What you will do: Extract the text of every entry below exactly; leave images out.

Extracted material:
start

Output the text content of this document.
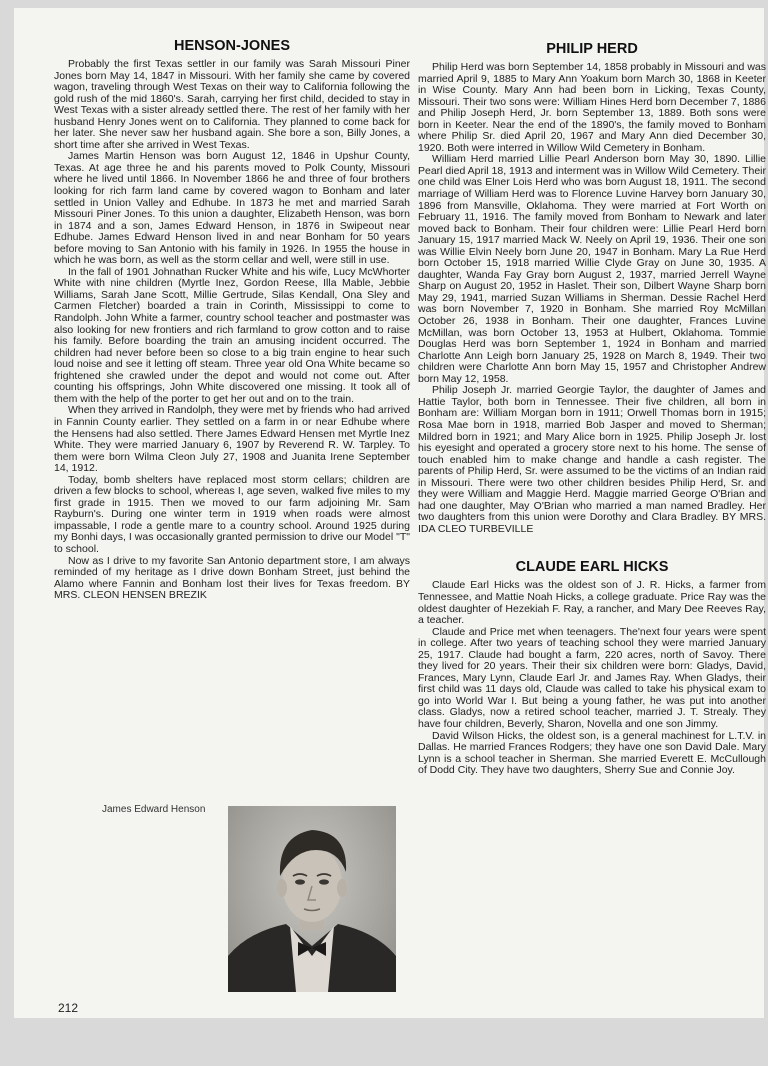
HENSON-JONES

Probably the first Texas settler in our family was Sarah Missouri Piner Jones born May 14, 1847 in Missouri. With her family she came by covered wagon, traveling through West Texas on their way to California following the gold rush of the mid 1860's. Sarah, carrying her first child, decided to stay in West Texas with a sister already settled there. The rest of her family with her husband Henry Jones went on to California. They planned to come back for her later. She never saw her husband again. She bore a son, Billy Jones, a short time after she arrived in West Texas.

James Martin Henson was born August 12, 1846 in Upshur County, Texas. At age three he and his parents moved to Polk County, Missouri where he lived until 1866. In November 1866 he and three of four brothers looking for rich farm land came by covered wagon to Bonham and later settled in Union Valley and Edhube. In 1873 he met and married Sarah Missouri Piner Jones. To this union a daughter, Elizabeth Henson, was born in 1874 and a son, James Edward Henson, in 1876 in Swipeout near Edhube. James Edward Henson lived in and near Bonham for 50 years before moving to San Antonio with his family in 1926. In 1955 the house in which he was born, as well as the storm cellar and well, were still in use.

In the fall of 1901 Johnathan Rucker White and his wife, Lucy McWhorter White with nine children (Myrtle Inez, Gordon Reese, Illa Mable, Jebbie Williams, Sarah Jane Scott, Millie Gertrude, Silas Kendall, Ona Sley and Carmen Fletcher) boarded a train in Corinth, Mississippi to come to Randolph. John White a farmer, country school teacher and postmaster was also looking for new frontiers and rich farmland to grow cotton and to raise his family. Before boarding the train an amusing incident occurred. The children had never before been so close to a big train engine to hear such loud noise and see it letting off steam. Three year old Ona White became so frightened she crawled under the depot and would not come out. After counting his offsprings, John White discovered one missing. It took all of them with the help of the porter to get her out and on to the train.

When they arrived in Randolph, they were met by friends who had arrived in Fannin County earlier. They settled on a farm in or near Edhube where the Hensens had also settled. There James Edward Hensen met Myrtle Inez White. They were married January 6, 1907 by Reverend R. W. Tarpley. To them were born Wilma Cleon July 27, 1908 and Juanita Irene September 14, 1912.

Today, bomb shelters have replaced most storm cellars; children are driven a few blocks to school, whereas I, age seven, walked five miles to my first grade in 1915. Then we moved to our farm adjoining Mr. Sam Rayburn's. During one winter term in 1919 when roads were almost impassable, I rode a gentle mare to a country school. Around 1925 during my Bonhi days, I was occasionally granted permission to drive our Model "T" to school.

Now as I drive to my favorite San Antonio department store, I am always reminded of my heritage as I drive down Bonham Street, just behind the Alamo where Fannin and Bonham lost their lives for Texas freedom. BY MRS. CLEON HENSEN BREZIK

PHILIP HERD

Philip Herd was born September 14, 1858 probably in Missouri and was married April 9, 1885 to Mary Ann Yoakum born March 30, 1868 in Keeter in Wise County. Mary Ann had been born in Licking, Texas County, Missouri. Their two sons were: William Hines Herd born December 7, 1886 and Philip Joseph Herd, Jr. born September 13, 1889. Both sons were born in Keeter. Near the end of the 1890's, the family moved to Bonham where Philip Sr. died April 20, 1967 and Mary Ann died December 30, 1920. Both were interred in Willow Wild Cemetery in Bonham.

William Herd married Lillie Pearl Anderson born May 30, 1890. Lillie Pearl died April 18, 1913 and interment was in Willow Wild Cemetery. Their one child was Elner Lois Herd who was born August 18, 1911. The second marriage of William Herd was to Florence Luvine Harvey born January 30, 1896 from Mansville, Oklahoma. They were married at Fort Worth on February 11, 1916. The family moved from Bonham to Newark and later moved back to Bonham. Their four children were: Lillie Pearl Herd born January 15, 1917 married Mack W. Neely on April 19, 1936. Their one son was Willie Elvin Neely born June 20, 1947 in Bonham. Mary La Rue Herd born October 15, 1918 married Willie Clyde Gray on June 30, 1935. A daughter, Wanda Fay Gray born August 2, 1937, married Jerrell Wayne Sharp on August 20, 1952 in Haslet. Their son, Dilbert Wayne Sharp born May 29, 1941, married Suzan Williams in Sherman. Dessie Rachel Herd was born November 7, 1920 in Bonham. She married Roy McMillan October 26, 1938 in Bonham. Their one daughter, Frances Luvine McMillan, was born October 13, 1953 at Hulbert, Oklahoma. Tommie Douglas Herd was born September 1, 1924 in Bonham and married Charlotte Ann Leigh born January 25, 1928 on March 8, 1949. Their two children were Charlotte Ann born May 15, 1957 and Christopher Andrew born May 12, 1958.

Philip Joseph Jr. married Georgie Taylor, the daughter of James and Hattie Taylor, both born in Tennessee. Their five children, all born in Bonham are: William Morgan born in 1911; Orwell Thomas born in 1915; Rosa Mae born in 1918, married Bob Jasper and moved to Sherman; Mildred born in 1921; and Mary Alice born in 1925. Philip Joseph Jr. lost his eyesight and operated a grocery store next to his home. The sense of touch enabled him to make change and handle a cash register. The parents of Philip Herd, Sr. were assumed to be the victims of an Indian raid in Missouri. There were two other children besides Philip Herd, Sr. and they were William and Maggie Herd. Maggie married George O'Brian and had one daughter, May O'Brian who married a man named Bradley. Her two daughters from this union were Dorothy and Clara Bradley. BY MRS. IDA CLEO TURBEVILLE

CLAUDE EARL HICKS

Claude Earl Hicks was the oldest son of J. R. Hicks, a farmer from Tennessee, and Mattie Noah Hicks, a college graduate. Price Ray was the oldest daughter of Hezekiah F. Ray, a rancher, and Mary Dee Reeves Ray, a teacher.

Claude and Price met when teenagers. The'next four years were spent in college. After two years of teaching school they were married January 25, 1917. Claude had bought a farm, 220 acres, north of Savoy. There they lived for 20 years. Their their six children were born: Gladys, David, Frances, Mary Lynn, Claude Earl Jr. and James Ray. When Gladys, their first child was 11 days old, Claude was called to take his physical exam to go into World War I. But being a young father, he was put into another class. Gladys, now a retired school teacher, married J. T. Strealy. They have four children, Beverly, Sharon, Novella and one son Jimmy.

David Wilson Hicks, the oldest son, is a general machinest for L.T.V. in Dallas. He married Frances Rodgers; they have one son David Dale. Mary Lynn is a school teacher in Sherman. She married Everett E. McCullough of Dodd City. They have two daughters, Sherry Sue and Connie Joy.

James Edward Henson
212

end

Complete answer:
Output the text content of this document.
HENSON-JONES

Probably the first Texas settler in our family was Sarah Missouri Piner Jones born May 14, 1847 in Missouri. With her family she came by covered wagon, traveling through West Texas on their way to California following the gold rush of the mid 1860's. Sarah, carrying her first child, decided to stay in West Texas with a sister already settled there. The rest of her family with her husband Henry Jones went on to California. They planned to come back for her later. She never saw her husband again. She bore a son, Billy Jones, a short time after she arrived in West Texas.

James Martin Henson was born August 12, 1846 in Upshur County, Texas. At age three he and his parents moved to Polk County, Missouri where he lived until 1866. In November 1866 he and three of four brothers looking for rich farm land came by covered wagon to Bonham and later settled in Union Valley and Edhube. In 1873 he met and married Sarah Missouri Piner Jones. To this union a daughter, Elizabeth Henson, was born in 1874 and a son, James Edward Henson, in 1876 in Swipeout near Edhube. James Edward Henson lived in and near Bonham for 50 years before moving to San Antonio with his family in 1926. In 1955 the house in which he was born, as well as the storm cellar and well, were still in use.

In the fall of 1901 Johnathan Rucker White and his wife, Lucy McWhorter White with nine children (Myrtle Inez, Gordon Reese, Illa Mable, Jebbie Williams, Sarah Jane Scott, Millie Gertrude, Silas Kendall, Ona Sley and Carmen Fletcher) boarded a train in Corinth, Mississippi to come to Randolph. John White a farmer, country school teacher and postmaster was also looking for new frontiers and rich farmland to grow cotton and to raise his family. Before boarding the train an amusing incident occurred. The children had never before been so close to a big train engine to hear such loud noise and see it letting off steam. Three year old Ona White became so frightened she crawled under the depot and would not come out. After counting his offsprings, John White discovered one missing. It took all of them with the help of the porter to get her out and on to the train.

When they arrived in Randolph, they were met by friends who had arrived in Fannin County earlier. They settled on a farm in or near Edhube where the Hensens had also settled. There James Edward Hensen met Myrtle Inez White. They were married January 6, 1907 by Reverend R. W. Tarpley. To them were born Wilma Cleon July 27, 1908 and Juanita Irene September 14, 1912.

Today, bomb shelters have replaced most storm cellars; children are driven a few blocks to school, whereas I, age seven, walked five miles to my first grade in 1915. Then we moved to our farm adjoining Mr. Sam Rayburn's. During one winter term in 1919 when roads were almost impassable, I rode a gentle mare to a country school. Around 1925 during my Bonhi days, I was occasionally granted permission to drive our Model "T" to school.

Now as I drive to my favorite San Antonio department store, I am always reminded of my heritage as I drive down Bonham Street, just behind the Alamo where Fannin and Bonham lost their lives for Texas freedom. BY MRS. CLEON HENSEN BREZIK

PHILIP HERD

Philip Herd was born September 14, 1858 probably in Missouri and was married April 9, 1885 to Mary Ann Yoakum born March 30, 1868 in Keeter in Wise County. Mary Ann had been born in Licking, Texas County, Missouri. Their two sons were: William Hines Herd born December 7, 1886 and Philip Joseph Herd, Jr. born September 13, 1889. Both sons were born in Keeter. Near the end of the 1890's, the family moved to Bonham where Philip Sr. died April 20, 1967 and Mary Ann died December 30, 1920. Both were interred in Willow Wild Cemetery in Bonham.

William Herd married Lillie Pearl Anderson born May 30, 1890. Lillie Pearl died April 18, 1913 and interment was in Willow Wild Cemetery. Their one child was Elner Lois Herd who was born August 18, 1911. The second marriage of William Herd was to Florence Luvine Harvey born January 30, 1896 from Mansville, Oklahoma. They were married at Fort Worth on February 11, 1916. The family moved from Bonham to Newark and later moved back to Bonham. Their four children were: Lillie Pearl Herd born January 15, 1917 married Mack W. Neely on April 19, 1936. Their one son was Willie Elvin Neely born June 20, 1947 in Bonham. Mary La Rue Herd born October 15, 1918 married Willie Clyde Gray on June 30, 1935. A daughter, Wanda Fay Gray born August 2, 1937, married Jerrell Wayne Sharp on August 20, 1952 in Haslet. Their son, Dilbert Wayne Sharp born May 29, 1941, married Suzan Williams in Sherman. Dessie Rachel Herd was born November 7, 1920 in Bonham. She married Roy McMillan October 26, 1938 in Bonham. Their one daughter, Frances Luvine McMillan, was born October 13, 1953 at Hulbert, Oklahoma. Tommie Douglas Herd was born September 1, 1924 in Bonham and married Charlotte Ann Leigh born January 25, 1928 on March 8, 1949. Their two children were Charlotte Ann born May 15, 1957 and Christopher Andrew born May 12, 1958.

Philip Joseph Jr. married Georgie Taylor, the daughter of James and Hattie Taylor, both born in Tennessee. Their five children, all born in Bonham are: William Morgan born in 1911; Orwell Thomas born in 1915; Rosa Mae born in 1918, married Bob Jasper and moved to Sherman; Mildred born in 1921; and Mary Alice born in 1925. Philip Joseph Jr. lost his eyesight and operated a grocery store next to his home. The sense of touch enabled him to make change and handle a cash register. The parents of Philip Herd, Sr. were assumed to be the victims of an Indian raid in Missouri. There were two other children besides Philip Herd, Sr. and they were William and Maggie Herd. Maggie married George O'Brian and had one daughter, May O'Brian who married a man named Bradley. Her two daughters from this union were Dorothy and Clara Bradley. BY MRS. IDA CLEO TURBEVILLE

CLAUDE EARL HICKS

Claude Earl Hicks was the oldest son of J. R. Hicks, a farmer from Tennessee, and Mattie Noah Hicks, a college graduate. Price Ray was the oldest daughter of Hezekiah F. Ray, a rancher, and Mary Dee Reeves Ray, a teacher.

Claude and Price met when teenagers. The'next four years were spent in college. After two years of teaching school they were married January 25, 1917. Claude had bought a farm, 220 acres, north of Savoy. There they lived for 20 years. Their their six children were born: Gladys, David, Frances, Mary Lynn, Claude Earl Jr. and James Ray. When Gladys, their first child was 11 days old, Claude was called to take his physical exam to go into World War I. But being a young father, he was put into another class. Gladys, now a retired school teacher, married J. T. Strealy. They have four children, Beverly, Sharon, Novella and one son Jimmy.

David Wilson Hicks, the oldest son, is a general machinest for L.T.V. in Dallas. He married Frances Rodgers; they have one son David Dale. Mary Lynn is a school teacher in Sherman. She married Everett E. McCullough of Dodd City. They have two daughters, Sherry Sue and Connie Joy.

James Edward Henson
212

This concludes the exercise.